- _THE PROBLEM_
Filter the records below and copy every line containing the word "trust".
═════ ENTRIES SUPPLIED ═════
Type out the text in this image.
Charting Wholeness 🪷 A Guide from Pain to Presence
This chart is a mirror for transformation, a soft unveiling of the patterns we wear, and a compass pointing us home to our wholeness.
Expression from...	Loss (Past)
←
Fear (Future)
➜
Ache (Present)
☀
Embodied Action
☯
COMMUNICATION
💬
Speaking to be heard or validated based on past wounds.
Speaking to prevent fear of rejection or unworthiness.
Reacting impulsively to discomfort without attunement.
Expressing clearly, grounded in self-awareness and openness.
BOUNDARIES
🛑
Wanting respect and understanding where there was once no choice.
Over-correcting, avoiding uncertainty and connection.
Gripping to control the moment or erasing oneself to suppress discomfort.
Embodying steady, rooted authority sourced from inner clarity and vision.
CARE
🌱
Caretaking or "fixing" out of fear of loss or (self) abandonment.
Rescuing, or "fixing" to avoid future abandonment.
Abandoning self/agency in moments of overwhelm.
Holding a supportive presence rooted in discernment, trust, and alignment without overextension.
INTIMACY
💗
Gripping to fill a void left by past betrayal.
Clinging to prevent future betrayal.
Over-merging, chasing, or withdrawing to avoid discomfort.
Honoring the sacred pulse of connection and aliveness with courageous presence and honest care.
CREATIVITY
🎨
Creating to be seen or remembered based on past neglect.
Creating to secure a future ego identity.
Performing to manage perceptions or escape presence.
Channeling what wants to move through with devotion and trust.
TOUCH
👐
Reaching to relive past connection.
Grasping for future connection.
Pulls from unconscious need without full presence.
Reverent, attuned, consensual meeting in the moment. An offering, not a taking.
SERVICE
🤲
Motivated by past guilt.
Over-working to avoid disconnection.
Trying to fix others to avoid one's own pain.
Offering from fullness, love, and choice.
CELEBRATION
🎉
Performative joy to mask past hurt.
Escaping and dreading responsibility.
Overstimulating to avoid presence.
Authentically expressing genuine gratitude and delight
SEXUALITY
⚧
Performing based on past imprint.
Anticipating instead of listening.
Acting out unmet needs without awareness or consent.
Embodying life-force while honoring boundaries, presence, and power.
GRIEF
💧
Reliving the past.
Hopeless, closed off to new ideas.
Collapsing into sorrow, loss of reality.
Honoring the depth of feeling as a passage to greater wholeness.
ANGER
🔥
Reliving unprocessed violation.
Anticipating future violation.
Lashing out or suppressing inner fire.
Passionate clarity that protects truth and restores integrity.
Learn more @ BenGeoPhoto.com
═════
═════ ENTRIES SUPPLIED ═════
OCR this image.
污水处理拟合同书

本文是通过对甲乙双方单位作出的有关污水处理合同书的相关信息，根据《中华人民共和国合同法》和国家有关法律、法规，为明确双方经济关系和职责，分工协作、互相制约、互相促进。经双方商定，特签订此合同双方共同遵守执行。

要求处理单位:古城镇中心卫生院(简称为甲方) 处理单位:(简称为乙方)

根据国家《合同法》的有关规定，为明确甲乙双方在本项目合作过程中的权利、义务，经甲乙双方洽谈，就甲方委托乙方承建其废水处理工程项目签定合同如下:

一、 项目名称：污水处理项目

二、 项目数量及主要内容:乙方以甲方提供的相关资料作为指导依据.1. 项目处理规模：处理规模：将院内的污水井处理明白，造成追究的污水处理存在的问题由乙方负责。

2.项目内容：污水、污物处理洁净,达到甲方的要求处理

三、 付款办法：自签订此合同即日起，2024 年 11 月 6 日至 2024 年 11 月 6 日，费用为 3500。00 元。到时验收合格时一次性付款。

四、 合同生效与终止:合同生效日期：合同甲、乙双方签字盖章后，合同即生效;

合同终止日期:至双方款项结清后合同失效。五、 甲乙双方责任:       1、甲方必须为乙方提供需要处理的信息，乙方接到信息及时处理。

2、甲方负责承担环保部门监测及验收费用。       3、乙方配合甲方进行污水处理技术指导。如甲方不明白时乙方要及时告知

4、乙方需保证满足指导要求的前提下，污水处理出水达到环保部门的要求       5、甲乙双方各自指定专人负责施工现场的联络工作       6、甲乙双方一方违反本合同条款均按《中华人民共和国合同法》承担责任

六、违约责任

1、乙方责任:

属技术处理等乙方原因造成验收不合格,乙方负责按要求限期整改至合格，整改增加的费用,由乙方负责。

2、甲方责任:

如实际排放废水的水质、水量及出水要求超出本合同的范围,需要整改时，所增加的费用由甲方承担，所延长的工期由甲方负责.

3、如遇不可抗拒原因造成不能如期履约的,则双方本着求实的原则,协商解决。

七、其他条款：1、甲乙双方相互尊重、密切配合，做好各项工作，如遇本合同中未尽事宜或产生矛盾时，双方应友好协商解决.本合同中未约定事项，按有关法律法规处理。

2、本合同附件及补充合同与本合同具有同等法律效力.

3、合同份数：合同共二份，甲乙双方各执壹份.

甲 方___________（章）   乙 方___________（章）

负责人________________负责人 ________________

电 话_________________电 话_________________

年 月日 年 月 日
═════
═════ ENTRIES SUPPLIED ═════
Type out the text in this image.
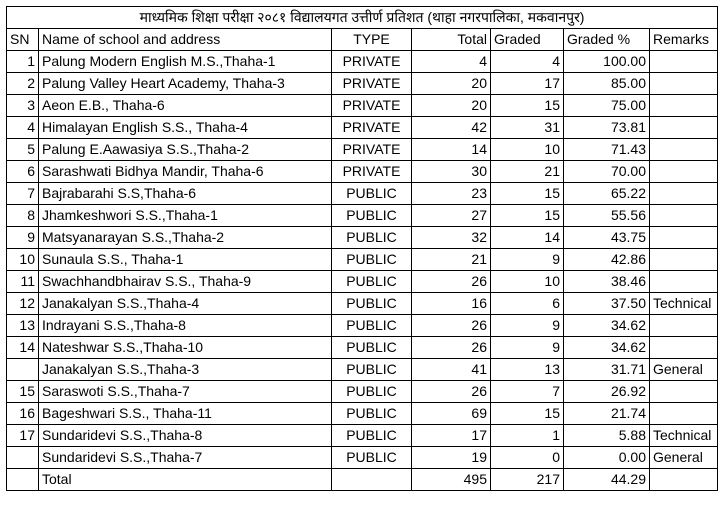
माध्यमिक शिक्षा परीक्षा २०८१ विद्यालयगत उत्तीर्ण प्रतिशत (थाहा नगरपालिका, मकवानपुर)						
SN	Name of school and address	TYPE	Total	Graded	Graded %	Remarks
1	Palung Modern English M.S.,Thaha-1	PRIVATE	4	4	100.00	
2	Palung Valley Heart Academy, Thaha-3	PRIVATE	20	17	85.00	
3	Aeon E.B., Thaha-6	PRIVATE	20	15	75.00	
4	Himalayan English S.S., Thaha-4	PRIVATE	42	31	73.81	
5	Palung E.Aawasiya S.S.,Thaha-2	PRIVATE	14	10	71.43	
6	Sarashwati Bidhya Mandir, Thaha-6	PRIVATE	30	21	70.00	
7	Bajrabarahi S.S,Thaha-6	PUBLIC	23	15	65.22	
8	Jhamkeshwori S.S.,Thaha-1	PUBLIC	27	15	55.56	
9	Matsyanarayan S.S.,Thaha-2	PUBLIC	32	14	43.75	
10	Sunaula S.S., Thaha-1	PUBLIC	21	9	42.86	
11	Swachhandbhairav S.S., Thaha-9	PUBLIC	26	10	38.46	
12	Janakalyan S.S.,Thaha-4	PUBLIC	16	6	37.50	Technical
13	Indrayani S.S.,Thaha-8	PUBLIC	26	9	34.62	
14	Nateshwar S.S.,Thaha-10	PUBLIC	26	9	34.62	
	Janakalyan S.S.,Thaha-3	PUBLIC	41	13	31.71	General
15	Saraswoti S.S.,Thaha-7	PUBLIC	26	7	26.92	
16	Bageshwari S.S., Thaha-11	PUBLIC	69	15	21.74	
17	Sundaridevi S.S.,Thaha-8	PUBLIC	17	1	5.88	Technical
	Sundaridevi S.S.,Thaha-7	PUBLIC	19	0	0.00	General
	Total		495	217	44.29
═════
- _EXERCISE OUTPUT_
Holding a supportive presence rooted in discernment, trust, and alignment without overextension.
Channeling what wants to move through with devotion and trust.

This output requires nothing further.